— start —
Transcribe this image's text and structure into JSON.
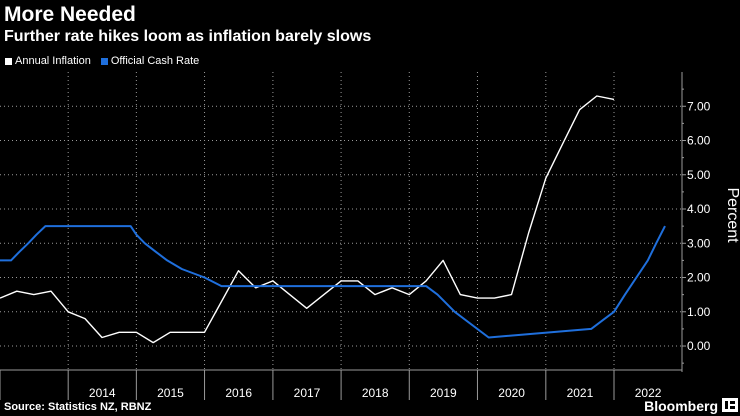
{
  "header": {
    "title": "More Needed",
    "subtitle": "Further rate hikes loom as inflation barely slows"
  },
  "footer": {
    "source": "Source: Statistics NZ, RBNZ",
    "brand": "Bloomberg"
  },
  "colors": {
    "background": "#000000",
    "annual_inflation": "#ffffff",
    "official_cash_rate": "#1f6fdc",
    "grid": "#9a9a9a"
  },
  "chart_data": {
    "type": "line",
    "title": "More Needed",
    "subtitle": "Further rate hikes loom as inflation barely slows",
    "ylabel": "Percent",
    "ylim": [
      -0.7,
      8.0
    ],
    "xlim": [
      "2013-01-01",
      "2022-12-31"
    ],
    "yticks": [
      0,
      1,
      2,
      3,
      4,
      5,
      6,
      7
    ],
    "ytick_labels": [
      "0.00",
      "1.00",
      "2.00",
      "3.00",
      "4.00",
      "5.00",
      "6.00",
      "7.00"
    ],
    "xtick_labels": [
      "2014",
      "2015",
      "2016",
      "2017",
      "2018",
      "2019",
      "2020",
      "2021",
      "2022"
    ],
    "grid": true,
    "legend_position": "top-left",
    "series": [
      {
        "name": "Annual Inflation",
        "color": "#ffffff",
        "points": [
          [
            "2013-01-01",
            1.4
          ],
          [
            "2013-04-01",
            1.6
          ],
          [
            "2013-07-01",
            1.5
          ],
          [
            "2013-10-01",
            1.6
          ],
          [
            "2014-01-01",
            1.0
          ],
          [
            "2014-04-01",
            0.8
          ],
          [
            "2014-07-01",
            0.25
          ],
          [
            "2014-10-01",
            0.4
          ],
          [
            "2015-01-01",
            0.4
          ],
          [
            "2015-04-01",
            0.1
          ],
          [
            "2015-07-01",
            0.4
          ],
          [
            "2015-10-01",
            0.4
          ],
          [
            "2016-01-01",
            0.4
          ],
          [
            "2016-04-01",
            1.3
          ],
          [
            "2016-07-01",
            2.2
          ],
          [
            "2016-10-01",
            1.7
          ],
          [
            "2017-01-01",
            1.9
          ],
          [
            "2017-04-01",
            1.5
          ],
          [
            "2017-07-01",
            1.1
          ],
          [
            "2017-10-01",
            1.5
          ],
          [
            "2018-01-01",
            1.9
          ],
          [
            "2018-04-01",
            1.9
          ],
          [
            "2018-07-01",
            1.5
          ],
          [
            "2018-10-01",
            1.7
          ],
          [
            "2019-01-01",
            1.5
          ],
          [
            "2019-04-01",
            1.9
          ],
          [
            "2019-07-01",
            2.5
          ],
          [
            "2019-10-01",
            1.5
          ],
          [
            "2020-01-01",
            1.4
          ],
          [
            "2020-04-01",
            1.4
          ],
          [
            "2020-07-01",
            1.5
          ],
          [
            "2020-10-01",
            3.3
          ],
          [
            "2021-01-01",
            4.9
          ],
          [
            "2021-04-01",
            5.9
          ],
          [
            "2021-07-01",
            6.9
          ],
          [
            "2021-10-01",
            7.3
          ],
          [
            "2022-01-01",
            7.2
          ]
        ]
      },
      {
        "name": "Official Cash Rate",
        "color": "#1f6fdc",
        "points": [
          [
            "2013-01-01",
            2.5
          ],
          [
            "2013-03-01",
            2.5
          ],
          [
            "2013-04-15",
            2.75
          ],
          [
            "2013-06-01",
            3.0
          ],
          [
            "2013-07-15",
            3.25
          ],
          [
            "2013-09-01",
            3.5
          ],
          [
            "2014-12-01",
            3.5
          ],
          [
            "2015-01-01",
            3.25
          ],
          [
            "2015-02-15",
            3.0
          ],
          [
            "2015-04-15",
            2.75
          ],
          [
            "2015-06-15",
            2.5
          ],
          [
            "2015-09-01",
            2.25
          ],
          [
            "2016-01-01",
            2.0
          ],
          [
            "2016-04-01",
            1.75
          ],
          [
            "2019-04-01",
            1.75
          ],
          [
            "2019-06-01",
            1.5
          ],
          [
            "2019-09-01",
            1.0
          ],
          [
            "2020-03-01",
            0.25
          ],
          [
            "2021-09-01",
            0.5
          ],
          [
            "2021-11-01",
            0.75
          ],
          [
            "2022-01-01",
            1.0
          ],
          [
            "2022-03-01",
            1.5
          ],
          [
            "2022-05-01",
            2.0
          ],
          [
            "2022-07-01",
            2.5
          ],
          [
            "2022-08-15",
            3.0
          ],
          [
            "2022-10-01",
            3.5
          ]
        ]
      }
    ]
  }
}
— end —
● Short task: Return each line with "name".

● The answer:
        "name": "Annual Inflation",
        "name": "Official Cash Rate",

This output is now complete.